■ Directions for this task:
Provide the count of lines that hold "Adventdalen" and no other output.

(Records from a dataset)
— begin —

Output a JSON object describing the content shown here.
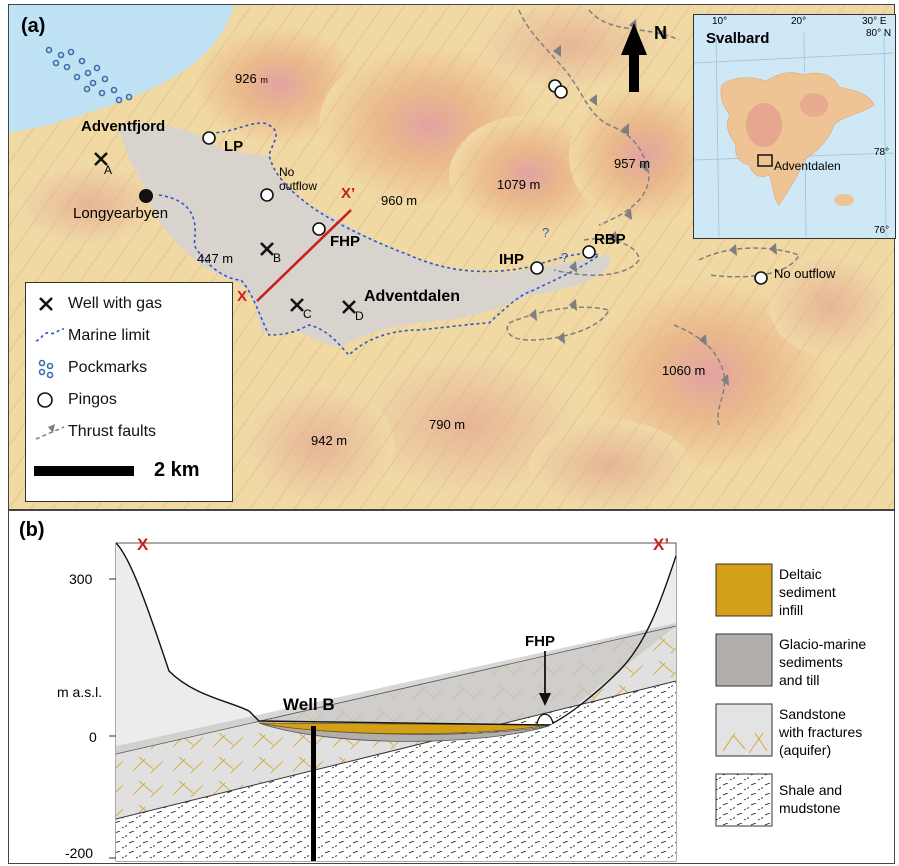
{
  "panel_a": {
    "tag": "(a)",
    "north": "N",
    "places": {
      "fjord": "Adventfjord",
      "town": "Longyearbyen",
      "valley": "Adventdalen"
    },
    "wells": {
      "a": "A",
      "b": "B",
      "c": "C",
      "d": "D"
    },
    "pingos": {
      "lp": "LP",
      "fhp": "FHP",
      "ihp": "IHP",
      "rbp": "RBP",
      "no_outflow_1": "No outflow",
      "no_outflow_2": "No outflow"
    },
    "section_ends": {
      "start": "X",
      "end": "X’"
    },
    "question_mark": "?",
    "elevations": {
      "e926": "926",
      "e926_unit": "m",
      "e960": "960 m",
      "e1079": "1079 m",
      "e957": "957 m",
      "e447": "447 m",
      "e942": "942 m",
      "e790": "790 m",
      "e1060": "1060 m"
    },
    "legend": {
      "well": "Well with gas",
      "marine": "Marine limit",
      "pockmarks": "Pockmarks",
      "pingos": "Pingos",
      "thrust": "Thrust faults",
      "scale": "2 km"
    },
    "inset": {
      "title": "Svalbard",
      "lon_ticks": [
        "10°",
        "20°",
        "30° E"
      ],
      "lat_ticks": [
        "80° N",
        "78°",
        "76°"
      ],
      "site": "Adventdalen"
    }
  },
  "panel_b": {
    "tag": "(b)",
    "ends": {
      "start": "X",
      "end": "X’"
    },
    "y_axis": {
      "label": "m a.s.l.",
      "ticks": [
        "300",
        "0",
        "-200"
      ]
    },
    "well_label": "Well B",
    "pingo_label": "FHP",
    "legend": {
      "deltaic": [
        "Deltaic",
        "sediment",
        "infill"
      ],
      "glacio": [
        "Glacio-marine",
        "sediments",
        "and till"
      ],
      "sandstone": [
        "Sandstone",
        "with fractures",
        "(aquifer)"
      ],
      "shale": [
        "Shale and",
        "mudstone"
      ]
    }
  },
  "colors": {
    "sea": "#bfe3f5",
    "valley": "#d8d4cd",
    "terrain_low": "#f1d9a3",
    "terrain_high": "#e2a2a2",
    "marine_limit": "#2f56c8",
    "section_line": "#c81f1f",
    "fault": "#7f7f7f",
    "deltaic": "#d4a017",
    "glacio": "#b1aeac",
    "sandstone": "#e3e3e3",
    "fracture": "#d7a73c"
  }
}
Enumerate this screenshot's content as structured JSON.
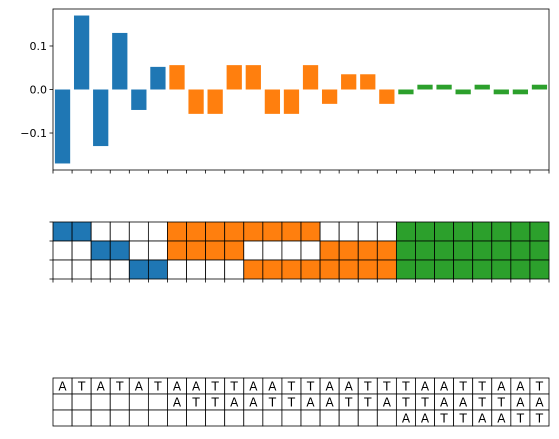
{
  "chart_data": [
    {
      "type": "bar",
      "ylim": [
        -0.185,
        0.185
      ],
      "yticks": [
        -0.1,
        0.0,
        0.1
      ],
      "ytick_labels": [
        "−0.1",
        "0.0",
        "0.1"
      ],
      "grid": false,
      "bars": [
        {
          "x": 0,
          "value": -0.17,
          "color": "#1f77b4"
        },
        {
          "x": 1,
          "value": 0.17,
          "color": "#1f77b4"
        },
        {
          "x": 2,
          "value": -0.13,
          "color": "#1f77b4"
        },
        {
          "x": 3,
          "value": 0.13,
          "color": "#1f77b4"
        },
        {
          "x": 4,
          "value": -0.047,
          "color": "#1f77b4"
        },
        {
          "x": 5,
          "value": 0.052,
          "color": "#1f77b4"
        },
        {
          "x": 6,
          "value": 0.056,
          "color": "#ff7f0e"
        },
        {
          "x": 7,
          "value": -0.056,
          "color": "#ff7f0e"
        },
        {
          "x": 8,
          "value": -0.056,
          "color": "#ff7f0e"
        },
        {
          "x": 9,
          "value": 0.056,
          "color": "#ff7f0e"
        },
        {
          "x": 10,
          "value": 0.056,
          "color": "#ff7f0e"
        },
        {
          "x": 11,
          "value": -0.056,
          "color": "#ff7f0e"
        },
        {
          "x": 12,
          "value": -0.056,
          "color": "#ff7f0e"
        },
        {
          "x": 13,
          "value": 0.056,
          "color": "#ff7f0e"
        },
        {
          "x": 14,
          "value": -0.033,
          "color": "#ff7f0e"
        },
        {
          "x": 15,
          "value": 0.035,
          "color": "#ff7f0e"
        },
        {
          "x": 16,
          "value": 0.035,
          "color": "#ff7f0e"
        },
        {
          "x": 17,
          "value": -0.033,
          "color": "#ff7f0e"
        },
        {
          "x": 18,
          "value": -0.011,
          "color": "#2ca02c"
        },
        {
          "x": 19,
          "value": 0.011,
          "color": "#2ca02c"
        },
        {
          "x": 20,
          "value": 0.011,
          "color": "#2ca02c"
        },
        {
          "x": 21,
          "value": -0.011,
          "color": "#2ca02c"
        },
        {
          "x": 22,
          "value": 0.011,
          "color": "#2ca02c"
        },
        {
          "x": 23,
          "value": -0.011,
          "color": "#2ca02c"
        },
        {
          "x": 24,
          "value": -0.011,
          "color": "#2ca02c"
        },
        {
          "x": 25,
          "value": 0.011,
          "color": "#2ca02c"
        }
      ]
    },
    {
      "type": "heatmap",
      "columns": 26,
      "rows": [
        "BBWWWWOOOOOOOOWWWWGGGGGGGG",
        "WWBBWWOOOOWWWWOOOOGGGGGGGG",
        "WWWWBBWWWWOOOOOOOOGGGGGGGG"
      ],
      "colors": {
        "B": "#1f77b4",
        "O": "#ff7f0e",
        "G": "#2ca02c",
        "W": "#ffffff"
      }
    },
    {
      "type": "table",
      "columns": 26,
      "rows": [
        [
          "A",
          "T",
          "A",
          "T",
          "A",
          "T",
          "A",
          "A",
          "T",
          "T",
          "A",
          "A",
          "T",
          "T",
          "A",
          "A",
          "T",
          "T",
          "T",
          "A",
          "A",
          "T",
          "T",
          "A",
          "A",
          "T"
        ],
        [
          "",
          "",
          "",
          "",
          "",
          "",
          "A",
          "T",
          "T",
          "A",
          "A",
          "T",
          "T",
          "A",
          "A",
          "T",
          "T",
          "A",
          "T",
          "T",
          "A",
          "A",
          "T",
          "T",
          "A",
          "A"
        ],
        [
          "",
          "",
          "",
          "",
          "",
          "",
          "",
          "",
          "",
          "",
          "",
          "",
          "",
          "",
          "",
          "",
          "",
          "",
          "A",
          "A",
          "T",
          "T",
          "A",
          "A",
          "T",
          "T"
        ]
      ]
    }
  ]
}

— end —
— begin —

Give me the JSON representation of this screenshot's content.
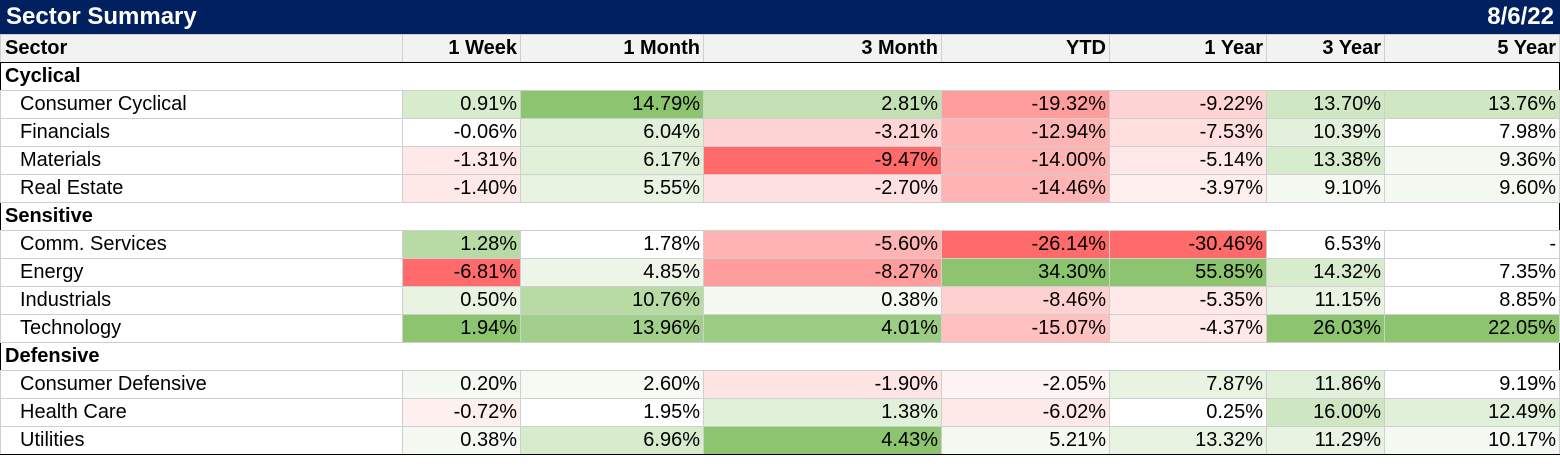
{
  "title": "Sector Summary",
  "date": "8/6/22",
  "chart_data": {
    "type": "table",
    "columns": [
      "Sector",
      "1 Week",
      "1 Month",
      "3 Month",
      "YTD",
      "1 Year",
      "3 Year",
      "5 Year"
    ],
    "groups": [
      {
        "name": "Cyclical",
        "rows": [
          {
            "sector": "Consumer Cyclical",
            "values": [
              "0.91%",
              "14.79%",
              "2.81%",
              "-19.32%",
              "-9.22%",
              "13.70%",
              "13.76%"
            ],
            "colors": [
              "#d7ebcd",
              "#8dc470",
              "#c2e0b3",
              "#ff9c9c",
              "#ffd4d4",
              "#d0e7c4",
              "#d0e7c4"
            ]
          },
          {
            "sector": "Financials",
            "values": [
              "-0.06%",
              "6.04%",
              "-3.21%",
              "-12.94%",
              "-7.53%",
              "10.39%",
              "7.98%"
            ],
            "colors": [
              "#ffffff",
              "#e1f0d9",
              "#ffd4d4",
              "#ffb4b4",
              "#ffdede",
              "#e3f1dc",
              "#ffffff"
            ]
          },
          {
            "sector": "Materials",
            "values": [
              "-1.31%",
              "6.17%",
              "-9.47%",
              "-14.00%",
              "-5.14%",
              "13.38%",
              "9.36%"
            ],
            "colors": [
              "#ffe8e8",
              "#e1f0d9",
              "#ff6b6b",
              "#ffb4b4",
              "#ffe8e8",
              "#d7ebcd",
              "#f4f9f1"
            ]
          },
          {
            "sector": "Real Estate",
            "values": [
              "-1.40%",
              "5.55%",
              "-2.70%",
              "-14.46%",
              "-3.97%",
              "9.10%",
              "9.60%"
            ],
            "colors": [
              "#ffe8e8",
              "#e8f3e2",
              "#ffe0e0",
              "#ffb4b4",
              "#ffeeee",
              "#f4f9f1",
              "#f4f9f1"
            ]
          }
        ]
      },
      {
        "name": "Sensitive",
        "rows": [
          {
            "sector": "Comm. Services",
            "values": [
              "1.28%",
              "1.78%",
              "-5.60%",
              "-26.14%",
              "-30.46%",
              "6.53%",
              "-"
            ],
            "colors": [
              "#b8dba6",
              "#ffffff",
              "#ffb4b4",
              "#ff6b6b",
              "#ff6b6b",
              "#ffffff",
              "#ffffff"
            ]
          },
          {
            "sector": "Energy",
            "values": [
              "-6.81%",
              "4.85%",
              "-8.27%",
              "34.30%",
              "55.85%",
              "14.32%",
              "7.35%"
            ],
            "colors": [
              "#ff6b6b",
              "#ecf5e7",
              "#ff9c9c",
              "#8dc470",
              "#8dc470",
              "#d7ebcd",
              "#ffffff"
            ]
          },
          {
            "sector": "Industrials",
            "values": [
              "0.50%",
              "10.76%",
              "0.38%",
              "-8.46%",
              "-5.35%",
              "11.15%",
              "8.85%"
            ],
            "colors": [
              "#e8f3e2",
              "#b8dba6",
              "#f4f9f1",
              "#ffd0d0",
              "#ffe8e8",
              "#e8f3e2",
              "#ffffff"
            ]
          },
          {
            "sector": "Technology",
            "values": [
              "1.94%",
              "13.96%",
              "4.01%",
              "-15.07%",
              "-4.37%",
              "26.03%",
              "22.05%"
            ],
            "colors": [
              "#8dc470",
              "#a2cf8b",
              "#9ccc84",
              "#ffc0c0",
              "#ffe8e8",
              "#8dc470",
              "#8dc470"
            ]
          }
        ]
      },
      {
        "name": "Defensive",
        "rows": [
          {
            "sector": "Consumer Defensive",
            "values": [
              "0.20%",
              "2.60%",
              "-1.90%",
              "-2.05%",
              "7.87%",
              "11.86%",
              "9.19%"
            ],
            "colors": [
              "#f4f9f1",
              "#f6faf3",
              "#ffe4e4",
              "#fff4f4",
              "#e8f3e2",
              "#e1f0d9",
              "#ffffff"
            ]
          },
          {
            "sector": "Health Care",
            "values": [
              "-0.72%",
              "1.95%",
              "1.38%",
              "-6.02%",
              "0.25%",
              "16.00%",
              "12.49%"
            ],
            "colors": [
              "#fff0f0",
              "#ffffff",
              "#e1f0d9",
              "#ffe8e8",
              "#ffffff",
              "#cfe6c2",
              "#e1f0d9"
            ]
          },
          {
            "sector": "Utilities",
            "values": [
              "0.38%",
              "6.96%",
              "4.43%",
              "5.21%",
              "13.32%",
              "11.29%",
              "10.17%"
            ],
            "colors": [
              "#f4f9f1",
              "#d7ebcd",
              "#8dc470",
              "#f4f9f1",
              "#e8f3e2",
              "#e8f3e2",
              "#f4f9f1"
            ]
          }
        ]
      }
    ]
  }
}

— end —
— begin —

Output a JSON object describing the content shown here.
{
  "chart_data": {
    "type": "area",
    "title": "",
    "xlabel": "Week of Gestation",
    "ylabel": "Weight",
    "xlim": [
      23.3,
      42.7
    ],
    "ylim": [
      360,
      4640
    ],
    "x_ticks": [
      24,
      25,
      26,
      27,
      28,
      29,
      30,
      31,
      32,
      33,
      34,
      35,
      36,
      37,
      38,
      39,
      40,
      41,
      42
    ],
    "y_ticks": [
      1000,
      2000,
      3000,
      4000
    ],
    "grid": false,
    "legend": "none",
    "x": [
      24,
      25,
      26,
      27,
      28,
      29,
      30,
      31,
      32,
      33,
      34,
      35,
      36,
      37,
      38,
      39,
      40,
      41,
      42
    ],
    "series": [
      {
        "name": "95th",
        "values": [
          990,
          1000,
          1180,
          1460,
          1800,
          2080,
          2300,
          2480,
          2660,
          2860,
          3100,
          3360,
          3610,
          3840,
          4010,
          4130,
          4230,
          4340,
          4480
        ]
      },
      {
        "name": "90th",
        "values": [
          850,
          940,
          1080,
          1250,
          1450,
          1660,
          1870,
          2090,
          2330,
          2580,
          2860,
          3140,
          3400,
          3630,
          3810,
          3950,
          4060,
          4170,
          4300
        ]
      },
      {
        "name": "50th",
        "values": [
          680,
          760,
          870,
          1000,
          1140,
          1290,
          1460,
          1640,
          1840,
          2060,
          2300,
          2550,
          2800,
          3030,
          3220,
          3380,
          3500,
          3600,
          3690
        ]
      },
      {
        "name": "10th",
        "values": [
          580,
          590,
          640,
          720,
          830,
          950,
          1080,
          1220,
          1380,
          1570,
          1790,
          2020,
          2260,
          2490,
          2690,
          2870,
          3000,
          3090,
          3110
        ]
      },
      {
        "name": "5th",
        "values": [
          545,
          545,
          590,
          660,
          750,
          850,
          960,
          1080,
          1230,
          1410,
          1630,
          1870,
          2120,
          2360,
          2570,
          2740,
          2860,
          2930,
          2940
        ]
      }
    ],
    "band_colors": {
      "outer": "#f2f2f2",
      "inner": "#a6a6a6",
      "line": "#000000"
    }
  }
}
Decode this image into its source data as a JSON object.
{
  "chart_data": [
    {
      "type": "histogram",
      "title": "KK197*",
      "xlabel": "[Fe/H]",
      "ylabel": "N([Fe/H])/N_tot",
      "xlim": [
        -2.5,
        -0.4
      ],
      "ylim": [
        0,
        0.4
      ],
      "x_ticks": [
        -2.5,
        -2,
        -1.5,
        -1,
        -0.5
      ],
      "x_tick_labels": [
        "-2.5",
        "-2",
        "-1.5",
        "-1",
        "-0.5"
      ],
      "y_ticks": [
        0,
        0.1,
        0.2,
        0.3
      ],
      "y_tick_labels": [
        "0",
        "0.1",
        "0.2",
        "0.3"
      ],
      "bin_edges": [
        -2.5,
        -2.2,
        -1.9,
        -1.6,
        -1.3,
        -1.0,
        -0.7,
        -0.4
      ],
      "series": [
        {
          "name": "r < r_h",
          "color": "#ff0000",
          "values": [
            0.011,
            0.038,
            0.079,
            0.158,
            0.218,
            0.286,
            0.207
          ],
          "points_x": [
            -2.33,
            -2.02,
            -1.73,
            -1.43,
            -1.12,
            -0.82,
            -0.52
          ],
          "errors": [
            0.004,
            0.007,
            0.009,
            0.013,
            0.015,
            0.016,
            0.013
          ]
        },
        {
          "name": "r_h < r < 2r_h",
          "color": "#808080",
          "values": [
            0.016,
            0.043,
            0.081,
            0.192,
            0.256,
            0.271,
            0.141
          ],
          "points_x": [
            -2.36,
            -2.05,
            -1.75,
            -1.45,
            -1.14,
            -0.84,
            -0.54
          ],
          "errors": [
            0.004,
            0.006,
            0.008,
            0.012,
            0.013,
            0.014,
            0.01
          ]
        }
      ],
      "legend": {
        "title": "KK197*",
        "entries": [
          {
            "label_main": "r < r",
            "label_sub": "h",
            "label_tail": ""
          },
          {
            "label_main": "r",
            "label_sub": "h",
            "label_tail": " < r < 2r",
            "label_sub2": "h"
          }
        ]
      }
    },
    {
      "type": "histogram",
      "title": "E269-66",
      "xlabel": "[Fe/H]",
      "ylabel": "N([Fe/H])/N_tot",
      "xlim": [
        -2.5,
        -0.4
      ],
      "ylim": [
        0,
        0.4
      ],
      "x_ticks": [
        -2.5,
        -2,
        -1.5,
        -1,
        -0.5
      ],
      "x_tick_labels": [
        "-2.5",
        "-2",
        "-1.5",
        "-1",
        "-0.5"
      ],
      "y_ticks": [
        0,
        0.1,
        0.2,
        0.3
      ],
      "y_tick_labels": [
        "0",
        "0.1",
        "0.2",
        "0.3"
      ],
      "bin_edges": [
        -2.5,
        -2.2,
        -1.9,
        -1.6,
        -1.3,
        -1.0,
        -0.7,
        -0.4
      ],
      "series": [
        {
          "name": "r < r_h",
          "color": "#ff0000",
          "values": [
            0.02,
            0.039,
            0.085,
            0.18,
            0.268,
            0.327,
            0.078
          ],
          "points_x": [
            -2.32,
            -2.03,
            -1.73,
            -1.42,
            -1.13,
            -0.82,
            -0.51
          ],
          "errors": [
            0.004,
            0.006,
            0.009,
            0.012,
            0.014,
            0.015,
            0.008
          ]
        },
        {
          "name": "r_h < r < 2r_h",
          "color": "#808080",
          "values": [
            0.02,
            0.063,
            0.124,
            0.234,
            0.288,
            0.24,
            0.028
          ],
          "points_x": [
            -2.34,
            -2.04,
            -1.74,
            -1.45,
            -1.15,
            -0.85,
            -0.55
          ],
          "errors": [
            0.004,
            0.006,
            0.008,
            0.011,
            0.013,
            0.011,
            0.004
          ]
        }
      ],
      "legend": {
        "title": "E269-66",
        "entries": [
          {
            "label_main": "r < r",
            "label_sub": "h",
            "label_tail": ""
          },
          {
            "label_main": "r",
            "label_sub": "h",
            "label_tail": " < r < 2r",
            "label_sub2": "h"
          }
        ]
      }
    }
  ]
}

— end —

■ Complete output:
2